→ **Data lines**
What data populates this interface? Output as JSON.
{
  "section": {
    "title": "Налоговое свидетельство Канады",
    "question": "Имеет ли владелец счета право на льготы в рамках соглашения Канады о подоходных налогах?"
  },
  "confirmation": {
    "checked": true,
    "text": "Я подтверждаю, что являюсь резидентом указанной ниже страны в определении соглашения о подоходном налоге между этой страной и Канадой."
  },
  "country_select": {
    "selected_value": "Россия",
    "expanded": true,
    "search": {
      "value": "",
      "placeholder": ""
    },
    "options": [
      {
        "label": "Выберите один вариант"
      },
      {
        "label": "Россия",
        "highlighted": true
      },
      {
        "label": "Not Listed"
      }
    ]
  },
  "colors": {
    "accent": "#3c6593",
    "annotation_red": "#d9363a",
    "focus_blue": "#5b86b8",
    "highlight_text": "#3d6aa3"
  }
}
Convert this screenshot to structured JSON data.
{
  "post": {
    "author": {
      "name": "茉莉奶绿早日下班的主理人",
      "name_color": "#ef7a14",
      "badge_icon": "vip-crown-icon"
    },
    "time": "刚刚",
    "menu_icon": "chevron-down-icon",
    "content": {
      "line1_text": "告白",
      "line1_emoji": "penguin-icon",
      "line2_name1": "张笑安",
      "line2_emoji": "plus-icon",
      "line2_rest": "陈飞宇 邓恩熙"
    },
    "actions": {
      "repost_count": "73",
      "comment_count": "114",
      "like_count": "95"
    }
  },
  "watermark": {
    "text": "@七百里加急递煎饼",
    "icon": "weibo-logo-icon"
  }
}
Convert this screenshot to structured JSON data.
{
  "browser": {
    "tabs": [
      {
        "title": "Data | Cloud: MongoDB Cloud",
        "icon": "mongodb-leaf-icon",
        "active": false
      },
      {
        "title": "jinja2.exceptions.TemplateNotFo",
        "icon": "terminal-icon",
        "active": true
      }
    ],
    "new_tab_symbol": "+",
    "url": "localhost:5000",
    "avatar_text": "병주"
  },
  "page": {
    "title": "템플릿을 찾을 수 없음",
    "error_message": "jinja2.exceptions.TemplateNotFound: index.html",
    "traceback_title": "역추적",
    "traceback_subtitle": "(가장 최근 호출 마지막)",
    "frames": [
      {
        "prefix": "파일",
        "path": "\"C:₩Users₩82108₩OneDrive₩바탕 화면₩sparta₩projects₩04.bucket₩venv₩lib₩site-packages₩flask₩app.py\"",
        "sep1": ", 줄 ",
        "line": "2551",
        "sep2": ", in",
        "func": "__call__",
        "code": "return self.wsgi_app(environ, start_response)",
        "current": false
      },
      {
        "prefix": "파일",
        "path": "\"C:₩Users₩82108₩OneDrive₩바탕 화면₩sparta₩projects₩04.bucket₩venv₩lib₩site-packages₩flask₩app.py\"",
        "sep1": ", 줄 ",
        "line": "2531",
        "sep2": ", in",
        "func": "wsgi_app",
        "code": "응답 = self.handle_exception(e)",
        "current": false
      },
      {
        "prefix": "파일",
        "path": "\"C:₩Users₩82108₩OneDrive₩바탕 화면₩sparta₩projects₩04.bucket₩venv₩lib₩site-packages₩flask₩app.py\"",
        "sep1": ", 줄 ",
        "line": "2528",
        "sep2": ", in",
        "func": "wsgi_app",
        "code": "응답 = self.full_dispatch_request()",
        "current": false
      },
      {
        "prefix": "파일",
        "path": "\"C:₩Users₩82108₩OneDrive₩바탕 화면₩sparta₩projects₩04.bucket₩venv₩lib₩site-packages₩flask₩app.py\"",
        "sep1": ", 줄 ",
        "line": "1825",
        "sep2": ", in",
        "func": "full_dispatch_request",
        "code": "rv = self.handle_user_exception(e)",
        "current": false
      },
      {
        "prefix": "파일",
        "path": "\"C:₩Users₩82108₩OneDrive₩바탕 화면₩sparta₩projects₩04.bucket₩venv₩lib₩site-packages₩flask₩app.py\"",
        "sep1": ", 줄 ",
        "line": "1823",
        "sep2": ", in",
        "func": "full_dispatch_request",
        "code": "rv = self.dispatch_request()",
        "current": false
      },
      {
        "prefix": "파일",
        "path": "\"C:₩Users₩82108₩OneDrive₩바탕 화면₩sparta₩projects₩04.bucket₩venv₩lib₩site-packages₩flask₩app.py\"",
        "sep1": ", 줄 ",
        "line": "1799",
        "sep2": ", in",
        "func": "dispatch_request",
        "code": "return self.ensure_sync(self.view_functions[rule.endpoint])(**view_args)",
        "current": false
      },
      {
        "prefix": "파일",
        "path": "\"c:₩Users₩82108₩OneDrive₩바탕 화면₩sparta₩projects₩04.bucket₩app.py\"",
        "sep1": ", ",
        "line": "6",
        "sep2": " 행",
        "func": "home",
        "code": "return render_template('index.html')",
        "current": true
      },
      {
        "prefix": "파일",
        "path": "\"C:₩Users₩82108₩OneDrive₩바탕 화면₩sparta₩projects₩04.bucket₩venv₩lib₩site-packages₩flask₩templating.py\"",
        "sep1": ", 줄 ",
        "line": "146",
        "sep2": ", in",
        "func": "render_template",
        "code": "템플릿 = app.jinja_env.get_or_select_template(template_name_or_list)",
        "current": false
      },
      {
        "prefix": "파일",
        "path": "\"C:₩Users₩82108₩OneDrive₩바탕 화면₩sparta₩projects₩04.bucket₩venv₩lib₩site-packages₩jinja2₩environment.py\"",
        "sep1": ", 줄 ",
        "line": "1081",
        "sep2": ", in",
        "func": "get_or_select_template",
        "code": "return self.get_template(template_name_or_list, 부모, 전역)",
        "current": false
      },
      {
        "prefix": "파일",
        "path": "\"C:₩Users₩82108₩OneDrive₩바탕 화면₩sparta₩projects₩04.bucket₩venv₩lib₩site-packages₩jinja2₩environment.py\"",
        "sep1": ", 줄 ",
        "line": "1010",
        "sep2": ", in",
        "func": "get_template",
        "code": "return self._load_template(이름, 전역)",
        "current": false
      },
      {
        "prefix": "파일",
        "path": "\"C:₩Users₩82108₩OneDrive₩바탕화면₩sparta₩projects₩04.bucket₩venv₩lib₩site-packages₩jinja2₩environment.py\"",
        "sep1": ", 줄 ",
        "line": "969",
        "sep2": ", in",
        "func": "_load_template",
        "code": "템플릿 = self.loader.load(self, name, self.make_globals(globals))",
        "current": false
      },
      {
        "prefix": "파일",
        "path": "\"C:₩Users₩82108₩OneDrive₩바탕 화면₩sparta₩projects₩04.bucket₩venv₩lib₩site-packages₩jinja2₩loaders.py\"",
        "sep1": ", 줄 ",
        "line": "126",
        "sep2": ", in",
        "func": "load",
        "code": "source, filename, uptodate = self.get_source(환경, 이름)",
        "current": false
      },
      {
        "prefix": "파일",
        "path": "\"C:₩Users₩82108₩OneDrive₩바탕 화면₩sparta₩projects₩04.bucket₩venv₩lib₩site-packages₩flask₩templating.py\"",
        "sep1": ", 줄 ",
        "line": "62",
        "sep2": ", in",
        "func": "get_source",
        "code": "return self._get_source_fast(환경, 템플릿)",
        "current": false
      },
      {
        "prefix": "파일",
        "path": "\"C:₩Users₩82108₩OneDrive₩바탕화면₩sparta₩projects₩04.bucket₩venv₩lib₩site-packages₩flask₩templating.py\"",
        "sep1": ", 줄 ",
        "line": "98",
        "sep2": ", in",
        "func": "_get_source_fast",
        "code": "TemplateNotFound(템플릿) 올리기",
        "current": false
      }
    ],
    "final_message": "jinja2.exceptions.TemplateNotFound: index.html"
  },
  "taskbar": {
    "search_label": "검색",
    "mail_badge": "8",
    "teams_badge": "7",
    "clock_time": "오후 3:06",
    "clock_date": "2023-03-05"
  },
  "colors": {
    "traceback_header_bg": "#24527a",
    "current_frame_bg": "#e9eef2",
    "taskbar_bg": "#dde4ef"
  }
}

→ **Task objective**
Using the material above, report each line where "html" occurs.

→ **Completed task**
    "error_message": "jinja2.exceptions.TemplateNotFound: index.html",
        "code": "return render_template('index.html')",
    "final_message": "jinja2.exceptions.TemplateNotFound: index.html"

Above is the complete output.